WHAT YOU ARE ASKED TO DO - Using the data below, copy each line that includes the word "Eurex".

DATA TO PROCESS -
————
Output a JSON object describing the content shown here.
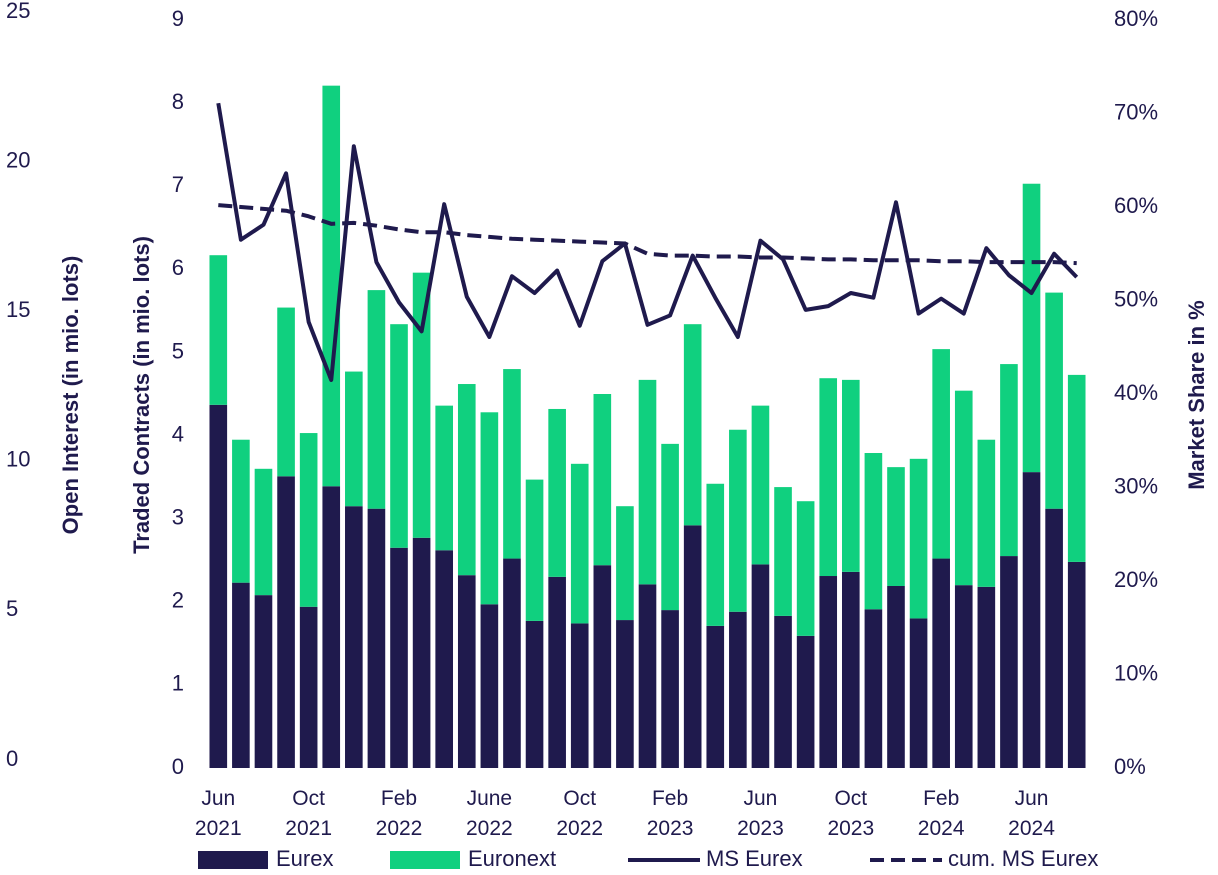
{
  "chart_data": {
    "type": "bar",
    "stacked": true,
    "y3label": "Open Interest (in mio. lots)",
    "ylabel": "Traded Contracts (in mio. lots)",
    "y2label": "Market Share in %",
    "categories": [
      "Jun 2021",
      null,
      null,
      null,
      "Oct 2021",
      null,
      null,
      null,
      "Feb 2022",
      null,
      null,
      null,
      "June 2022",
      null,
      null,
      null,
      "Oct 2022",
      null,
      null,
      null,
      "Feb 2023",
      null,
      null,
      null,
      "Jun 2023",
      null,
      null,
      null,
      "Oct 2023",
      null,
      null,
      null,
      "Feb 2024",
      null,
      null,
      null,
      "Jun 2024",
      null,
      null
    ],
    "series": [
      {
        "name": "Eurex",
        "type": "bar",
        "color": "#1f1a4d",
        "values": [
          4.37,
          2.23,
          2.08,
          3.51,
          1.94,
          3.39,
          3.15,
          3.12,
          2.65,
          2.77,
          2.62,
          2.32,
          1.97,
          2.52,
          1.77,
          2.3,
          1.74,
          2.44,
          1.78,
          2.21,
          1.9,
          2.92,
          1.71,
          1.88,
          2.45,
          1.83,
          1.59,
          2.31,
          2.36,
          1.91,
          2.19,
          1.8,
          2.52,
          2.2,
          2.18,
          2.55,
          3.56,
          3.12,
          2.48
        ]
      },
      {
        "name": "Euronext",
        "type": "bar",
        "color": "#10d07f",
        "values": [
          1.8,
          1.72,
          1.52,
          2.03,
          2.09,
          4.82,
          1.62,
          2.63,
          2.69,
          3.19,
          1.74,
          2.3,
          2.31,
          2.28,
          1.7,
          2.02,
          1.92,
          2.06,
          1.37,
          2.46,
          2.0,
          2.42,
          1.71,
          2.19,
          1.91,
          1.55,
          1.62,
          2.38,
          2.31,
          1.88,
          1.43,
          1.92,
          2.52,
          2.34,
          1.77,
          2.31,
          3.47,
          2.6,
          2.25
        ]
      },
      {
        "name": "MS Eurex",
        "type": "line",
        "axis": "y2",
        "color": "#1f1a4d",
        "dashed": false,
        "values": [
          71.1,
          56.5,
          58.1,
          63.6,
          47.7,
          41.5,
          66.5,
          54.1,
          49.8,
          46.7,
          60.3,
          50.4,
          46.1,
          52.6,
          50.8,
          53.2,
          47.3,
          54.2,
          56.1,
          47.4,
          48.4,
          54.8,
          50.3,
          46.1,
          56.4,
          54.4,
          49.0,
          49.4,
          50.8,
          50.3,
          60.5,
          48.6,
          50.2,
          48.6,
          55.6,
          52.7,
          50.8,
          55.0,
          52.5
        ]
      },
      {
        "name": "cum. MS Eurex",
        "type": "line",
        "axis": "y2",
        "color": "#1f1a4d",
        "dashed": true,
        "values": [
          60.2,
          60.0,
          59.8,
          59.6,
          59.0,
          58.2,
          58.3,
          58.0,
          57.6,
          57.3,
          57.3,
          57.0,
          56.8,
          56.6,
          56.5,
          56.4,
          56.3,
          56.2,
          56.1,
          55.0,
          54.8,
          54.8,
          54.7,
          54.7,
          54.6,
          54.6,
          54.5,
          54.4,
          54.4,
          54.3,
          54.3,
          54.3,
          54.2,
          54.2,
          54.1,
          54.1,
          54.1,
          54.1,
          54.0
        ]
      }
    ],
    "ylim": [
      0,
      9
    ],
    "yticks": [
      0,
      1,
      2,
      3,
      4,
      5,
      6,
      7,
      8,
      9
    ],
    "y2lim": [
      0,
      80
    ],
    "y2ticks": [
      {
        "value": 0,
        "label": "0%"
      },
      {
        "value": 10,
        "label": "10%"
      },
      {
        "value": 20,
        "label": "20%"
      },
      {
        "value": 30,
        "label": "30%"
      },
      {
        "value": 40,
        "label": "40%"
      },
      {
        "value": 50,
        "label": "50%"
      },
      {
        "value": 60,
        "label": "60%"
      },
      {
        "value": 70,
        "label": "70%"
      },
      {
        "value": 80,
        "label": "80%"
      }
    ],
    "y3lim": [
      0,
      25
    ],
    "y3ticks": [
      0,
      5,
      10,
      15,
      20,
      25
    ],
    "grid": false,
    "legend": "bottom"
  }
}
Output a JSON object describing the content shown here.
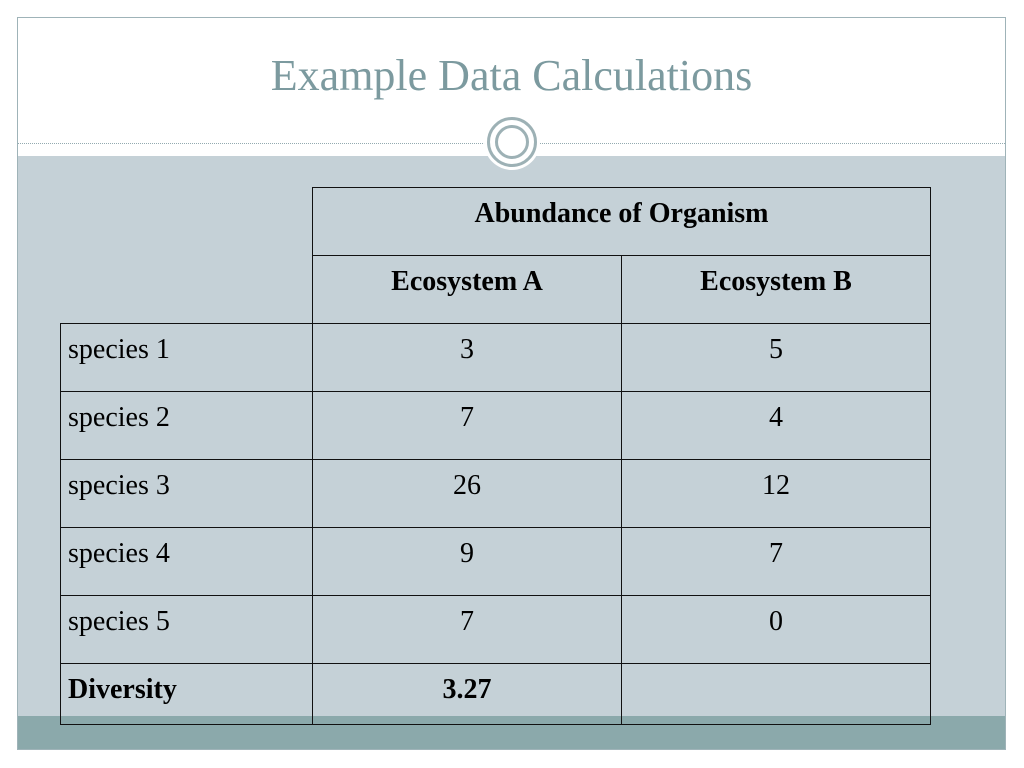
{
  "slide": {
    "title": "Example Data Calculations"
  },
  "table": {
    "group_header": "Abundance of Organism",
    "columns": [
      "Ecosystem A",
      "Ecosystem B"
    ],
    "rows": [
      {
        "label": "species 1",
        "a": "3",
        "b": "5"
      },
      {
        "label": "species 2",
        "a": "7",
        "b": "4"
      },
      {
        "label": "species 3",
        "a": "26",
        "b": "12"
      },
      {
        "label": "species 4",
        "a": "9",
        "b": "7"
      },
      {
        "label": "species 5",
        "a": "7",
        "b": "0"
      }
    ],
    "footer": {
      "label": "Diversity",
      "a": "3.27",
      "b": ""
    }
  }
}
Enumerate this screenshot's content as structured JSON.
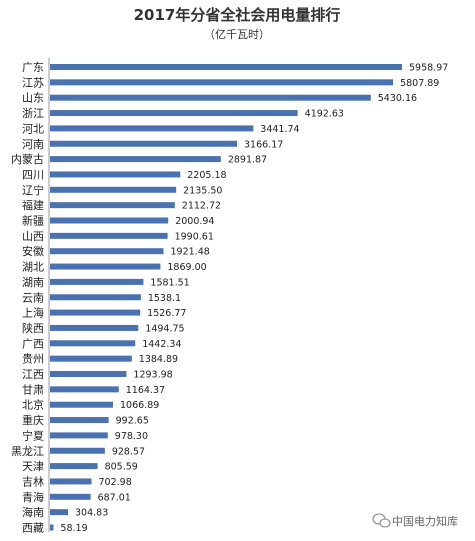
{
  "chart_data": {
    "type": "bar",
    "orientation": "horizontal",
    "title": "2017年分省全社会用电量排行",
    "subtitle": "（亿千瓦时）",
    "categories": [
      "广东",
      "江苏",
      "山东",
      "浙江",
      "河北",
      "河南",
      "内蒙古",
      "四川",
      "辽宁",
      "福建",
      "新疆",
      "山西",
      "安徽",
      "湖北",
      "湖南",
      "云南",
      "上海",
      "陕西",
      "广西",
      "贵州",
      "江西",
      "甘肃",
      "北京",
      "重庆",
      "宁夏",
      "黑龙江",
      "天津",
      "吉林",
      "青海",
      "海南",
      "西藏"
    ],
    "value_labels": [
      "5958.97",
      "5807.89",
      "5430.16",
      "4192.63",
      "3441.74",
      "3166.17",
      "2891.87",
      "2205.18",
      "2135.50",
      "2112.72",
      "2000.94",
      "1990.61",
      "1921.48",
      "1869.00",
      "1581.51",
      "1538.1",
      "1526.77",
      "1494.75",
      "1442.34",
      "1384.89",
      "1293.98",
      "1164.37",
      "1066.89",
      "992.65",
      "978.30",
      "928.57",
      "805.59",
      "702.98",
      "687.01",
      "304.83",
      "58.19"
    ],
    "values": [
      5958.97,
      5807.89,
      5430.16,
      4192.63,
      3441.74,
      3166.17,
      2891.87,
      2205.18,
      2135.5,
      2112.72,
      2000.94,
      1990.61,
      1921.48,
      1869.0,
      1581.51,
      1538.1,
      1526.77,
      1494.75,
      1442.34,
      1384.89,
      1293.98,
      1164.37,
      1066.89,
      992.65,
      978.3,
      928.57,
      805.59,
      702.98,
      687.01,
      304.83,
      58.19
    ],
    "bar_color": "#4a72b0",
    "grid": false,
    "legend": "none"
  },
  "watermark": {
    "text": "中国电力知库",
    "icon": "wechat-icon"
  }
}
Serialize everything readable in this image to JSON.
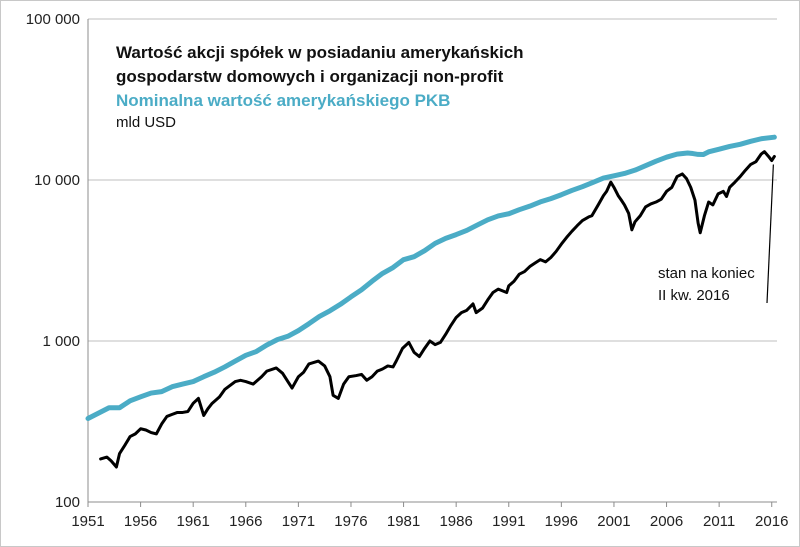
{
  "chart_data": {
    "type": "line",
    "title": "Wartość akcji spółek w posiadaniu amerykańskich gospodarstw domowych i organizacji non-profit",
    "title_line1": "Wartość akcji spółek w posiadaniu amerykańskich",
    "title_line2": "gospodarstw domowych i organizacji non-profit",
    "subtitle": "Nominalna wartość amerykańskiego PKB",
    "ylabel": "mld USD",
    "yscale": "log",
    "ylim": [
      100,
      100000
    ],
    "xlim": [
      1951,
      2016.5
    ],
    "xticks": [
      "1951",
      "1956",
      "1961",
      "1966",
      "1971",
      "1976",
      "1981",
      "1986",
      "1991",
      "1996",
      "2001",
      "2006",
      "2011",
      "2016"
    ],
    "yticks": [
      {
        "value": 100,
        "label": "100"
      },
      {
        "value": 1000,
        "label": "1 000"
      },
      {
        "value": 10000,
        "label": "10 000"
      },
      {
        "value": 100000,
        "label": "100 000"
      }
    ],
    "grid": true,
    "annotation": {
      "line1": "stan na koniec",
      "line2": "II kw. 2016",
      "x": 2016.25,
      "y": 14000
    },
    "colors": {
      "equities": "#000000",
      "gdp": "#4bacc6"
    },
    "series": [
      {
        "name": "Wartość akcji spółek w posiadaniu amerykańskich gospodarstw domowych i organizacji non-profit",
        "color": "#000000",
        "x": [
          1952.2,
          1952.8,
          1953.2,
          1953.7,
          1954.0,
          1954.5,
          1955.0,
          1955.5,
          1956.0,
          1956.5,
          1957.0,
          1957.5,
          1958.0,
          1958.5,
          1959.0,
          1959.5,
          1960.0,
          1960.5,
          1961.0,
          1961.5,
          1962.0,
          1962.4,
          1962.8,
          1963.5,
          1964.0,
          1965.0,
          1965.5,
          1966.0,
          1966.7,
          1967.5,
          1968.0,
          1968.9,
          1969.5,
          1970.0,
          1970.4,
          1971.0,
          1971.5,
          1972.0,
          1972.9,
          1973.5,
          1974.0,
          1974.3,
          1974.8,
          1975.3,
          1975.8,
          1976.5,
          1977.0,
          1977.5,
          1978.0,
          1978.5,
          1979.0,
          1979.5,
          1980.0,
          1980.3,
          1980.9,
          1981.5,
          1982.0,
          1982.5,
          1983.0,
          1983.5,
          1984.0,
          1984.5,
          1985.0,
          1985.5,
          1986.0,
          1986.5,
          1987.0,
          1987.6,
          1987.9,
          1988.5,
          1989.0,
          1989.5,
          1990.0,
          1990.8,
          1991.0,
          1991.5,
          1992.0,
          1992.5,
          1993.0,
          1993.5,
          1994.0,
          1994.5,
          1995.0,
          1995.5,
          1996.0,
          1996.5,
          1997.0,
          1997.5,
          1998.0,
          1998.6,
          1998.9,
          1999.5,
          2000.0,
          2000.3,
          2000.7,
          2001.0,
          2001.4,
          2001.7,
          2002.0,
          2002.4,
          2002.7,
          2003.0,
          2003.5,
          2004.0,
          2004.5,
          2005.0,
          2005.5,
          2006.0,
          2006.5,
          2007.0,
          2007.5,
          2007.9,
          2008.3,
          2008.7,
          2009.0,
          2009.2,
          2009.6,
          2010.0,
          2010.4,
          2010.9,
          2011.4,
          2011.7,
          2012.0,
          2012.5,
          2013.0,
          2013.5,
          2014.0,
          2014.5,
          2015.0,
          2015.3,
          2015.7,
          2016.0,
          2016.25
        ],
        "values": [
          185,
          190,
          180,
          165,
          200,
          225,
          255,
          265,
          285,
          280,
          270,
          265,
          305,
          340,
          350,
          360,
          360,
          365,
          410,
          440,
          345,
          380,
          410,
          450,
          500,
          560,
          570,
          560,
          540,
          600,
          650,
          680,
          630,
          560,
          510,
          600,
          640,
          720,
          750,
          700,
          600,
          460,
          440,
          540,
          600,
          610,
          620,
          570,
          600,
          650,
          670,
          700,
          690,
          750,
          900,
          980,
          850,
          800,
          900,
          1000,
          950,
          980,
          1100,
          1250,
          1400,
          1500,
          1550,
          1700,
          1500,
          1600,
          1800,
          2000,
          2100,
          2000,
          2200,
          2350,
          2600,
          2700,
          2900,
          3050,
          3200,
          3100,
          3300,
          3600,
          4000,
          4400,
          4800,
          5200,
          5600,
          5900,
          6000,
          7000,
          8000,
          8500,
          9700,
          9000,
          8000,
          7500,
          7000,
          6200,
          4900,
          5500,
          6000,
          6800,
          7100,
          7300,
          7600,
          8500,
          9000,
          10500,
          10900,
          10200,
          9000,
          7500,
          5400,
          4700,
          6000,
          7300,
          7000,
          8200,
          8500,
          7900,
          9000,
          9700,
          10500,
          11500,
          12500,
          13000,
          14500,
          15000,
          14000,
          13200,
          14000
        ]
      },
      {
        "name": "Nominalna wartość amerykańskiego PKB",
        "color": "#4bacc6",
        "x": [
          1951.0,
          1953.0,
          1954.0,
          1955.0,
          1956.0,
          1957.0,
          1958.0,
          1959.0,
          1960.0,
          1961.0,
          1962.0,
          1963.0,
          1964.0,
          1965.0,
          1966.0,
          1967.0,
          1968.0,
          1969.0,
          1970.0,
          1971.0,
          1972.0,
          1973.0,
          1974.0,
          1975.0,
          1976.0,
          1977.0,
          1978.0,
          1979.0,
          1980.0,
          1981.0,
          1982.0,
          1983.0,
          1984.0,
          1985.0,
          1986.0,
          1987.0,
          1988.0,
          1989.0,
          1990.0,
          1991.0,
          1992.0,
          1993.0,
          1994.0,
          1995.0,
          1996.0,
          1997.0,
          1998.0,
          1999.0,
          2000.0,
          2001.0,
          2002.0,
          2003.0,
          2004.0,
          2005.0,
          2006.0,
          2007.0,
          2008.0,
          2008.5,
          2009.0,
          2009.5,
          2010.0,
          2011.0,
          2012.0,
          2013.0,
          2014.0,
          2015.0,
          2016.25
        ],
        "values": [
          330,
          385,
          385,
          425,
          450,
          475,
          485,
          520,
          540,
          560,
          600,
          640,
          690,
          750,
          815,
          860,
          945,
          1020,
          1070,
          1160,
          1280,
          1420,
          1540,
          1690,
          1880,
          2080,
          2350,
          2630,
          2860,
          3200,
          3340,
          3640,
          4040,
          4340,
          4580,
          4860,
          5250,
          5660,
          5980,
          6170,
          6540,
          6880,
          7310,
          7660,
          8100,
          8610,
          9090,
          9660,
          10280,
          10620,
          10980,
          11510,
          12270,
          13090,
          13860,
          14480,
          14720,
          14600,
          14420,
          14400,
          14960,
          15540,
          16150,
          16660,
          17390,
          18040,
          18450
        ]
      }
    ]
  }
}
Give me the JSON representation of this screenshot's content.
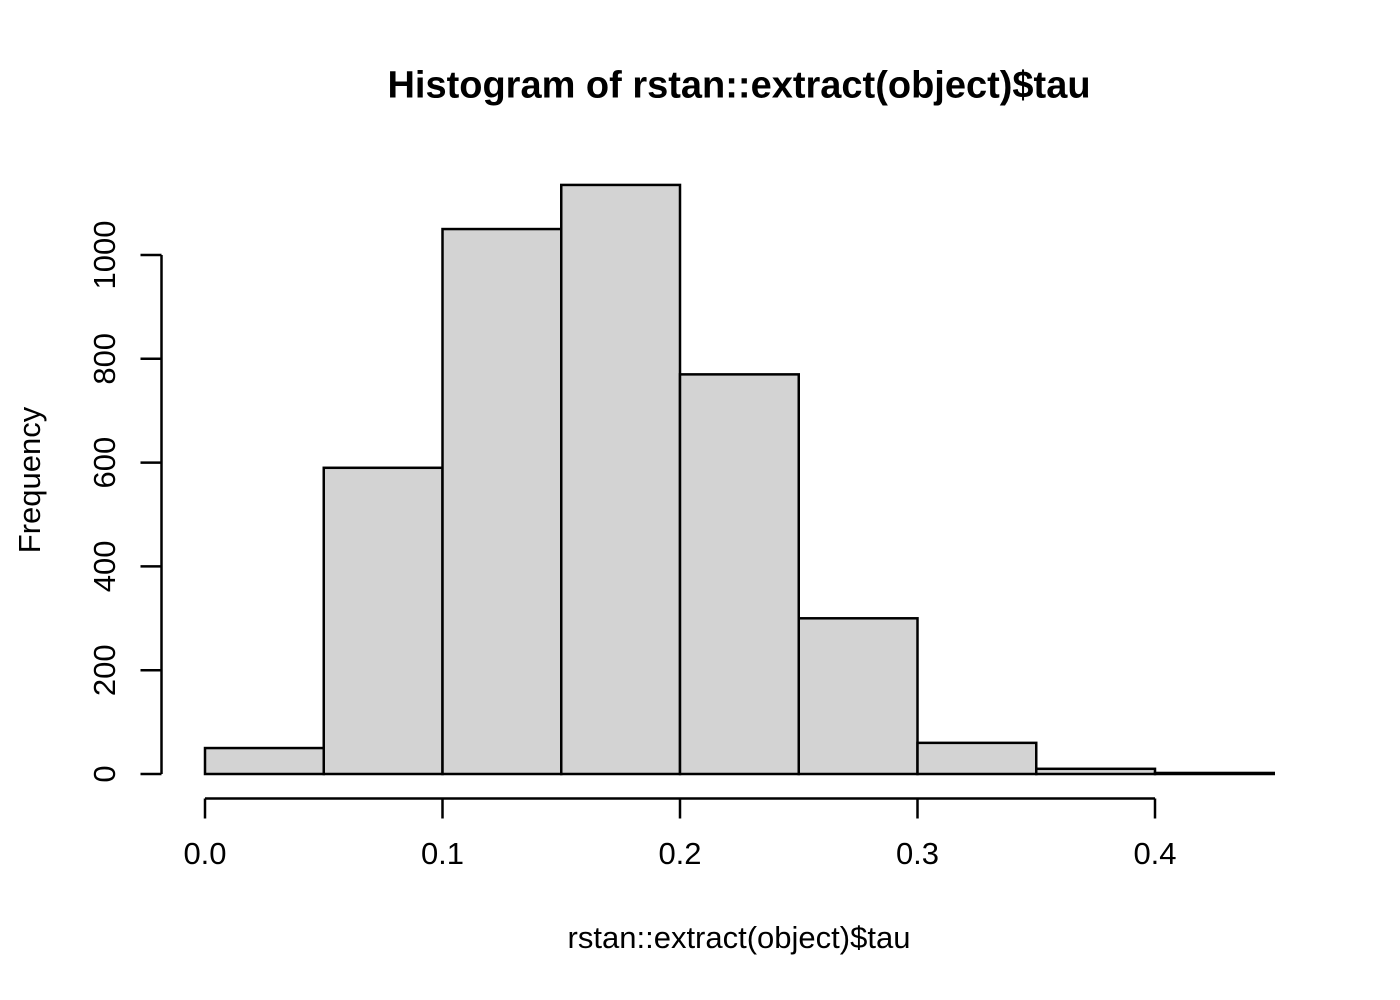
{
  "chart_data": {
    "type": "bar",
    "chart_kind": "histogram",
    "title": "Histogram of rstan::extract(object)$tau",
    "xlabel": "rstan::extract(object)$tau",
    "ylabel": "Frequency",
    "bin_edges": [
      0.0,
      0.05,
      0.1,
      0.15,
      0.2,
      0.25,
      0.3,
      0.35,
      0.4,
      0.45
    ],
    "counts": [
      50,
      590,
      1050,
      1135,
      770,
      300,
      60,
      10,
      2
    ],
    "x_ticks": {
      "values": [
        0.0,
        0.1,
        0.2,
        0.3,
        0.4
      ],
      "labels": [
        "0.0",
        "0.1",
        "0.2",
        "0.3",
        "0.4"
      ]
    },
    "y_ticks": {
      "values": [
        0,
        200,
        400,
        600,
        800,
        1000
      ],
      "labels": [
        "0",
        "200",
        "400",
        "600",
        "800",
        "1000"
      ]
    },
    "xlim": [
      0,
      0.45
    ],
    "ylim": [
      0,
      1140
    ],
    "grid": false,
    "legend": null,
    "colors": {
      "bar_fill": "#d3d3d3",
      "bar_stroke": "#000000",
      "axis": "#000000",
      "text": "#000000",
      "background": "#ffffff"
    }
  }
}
————
RESPONSE TO THIS EXERCISE -
        "name": "Eurex",
        "name": "MS Eurex",
        "name": "cum. MS Eurex",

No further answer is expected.